• **PROMPT**
Return the number of lines that contain the word "calculer", and return nothing else.

+-------+

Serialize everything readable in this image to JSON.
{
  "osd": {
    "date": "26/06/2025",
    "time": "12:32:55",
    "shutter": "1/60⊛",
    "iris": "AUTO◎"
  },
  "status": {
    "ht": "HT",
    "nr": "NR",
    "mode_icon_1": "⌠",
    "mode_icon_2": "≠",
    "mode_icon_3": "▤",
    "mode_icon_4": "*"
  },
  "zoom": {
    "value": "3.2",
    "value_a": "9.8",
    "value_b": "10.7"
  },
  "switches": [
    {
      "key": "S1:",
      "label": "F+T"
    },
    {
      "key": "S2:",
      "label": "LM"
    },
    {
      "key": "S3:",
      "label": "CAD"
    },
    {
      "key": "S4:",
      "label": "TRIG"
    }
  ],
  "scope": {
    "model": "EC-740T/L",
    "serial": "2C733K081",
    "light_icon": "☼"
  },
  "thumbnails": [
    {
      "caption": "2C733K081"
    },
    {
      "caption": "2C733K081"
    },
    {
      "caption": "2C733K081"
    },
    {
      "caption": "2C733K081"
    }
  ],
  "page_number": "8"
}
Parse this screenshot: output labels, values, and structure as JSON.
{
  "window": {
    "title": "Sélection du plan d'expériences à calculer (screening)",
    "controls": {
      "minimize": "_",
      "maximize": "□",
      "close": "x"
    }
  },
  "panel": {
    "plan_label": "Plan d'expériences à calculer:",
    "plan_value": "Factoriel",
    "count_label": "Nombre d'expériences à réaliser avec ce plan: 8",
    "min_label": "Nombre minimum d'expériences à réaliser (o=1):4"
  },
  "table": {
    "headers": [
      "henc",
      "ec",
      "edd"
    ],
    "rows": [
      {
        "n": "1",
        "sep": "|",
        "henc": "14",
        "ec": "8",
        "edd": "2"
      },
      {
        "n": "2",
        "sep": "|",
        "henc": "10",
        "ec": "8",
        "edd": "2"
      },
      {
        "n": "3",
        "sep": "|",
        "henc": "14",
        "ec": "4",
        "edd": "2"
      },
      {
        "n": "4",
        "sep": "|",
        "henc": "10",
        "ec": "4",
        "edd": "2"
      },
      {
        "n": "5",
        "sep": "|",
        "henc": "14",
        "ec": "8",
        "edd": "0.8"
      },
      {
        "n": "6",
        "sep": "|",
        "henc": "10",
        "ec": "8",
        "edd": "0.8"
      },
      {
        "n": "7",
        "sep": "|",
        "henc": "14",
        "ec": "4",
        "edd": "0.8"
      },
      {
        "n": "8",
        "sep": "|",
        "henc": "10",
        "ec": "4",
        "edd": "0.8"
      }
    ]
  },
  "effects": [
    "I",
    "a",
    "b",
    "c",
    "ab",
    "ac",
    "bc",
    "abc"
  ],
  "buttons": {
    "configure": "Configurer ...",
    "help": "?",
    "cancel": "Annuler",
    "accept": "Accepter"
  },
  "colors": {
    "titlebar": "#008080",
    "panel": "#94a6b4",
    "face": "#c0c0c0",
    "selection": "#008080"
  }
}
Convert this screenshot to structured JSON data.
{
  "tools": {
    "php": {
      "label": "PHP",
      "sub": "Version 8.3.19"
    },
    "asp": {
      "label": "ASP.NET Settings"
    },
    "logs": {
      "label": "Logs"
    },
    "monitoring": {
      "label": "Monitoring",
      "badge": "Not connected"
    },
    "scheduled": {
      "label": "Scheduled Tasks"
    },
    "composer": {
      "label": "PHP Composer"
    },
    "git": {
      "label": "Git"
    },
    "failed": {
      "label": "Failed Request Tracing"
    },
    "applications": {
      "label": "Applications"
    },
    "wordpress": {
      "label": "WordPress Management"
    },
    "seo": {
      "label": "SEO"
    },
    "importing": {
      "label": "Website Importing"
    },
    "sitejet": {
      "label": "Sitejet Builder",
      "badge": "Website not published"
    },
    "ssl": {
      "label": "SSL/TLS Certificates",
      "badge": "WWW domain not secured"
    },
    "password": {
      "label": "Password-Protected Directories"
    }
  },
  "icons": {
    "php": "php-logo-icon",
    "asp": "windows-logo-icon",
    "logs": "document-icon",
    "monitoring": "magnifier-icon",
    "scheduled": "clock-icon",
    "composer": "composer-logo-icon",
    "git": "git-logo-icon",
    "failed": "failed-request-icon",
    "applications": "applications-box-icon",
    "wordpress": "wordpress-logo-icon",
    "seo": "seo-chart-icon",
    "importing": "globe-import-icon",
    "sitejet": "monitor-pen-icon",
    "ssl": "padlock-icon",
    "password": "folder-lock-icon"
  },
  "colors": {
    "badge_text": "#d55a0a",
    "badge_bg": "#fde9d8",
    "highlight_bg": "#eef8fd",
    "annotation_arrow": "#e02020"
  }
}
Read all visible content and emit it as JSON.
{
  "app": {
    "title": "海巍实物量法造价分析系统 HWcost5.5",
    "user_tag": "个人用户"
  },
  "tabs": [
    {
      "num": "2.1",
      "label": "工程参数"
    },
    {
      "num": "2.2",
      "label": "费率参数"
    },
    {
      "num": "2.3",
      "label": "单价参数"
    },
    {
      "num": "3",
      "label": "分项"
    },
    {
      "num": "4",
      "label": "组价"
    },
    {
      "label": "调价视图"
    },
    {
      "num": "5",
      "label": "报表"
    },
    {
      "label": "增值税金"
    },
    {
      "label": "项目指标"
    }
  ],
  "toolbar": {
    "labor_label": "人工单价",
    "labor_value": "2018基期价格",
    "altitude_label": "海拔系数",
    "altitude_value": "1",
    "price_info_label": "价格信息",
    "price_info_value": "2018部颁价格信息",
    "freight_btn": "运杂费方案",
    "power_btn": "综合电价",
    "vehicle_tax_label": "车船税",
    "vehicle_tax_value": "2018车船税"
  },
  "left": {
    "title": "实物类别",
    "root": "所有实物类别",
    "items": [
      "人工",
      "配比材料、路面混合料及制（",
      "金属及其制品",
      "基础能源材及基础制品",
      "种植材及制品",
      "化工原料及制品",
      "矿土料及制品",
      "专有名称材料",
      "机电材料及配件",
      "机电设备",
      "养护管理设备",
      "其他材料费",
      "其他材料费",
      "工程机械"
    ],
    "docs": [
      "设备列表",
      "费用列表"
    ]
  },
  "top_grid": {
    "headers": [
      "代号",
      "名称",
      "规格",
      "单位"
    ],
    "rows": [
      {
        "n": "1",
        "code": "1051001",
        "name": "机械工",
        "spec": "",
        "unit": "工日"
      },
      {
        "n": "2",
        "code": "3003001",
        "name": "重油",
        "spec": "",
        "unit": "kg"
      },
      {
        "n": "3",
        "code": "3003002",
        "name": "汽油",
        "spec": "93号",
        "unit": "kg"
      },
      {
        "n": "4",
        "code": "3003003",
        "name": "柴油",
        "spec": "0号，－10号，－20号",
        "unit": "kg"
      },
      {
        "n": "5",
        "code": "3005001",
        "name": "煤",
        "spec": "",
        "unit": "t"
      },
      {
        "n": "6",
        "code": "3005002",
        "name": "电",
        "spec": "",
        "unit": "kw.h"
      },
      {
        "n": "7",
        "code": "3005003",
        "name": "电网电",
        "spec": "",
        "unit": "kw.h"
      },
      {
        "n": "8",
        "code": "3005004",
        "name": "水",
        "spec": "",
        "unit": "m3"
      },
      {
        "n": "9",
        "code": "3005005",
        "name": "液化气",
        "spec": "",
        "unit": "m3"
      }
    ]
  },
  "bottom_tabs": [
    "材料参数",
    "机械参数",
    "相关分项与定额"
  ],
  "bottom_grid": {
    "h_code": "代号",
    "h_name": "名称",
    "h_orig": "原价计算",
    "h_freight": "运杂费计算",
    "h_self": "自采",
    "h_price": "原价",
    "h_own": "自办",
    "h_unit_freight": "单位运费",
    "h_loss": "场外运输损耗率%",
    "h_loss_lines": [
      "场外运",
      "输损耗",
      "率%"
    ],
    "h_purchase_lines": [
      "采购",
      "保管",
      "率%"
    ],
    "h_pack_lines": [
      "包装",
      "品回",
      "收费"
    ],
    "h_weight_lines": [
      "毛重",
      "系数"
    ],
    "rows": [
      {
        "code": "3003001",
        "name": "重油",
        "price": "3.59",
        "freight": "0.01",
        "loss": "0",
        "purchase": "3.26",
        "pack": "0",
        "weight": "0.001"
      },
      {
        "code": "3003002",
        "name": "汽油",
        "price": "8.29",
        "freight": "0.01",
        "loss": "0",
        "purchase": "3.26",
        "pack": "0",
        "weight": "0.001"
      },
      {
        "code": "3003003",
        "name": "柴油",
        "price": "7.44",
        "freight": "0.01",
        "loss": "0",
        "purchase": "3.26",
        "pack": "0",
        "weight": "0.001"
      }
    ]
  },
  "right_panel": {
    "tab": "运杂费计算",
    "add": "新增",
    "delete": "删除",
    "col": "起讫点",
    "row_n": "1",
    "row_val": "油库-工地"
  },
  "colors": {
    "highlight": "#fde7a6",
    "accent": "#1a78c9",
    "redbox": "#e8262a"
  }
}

+-------+

• **RIGHT ANSWER**
2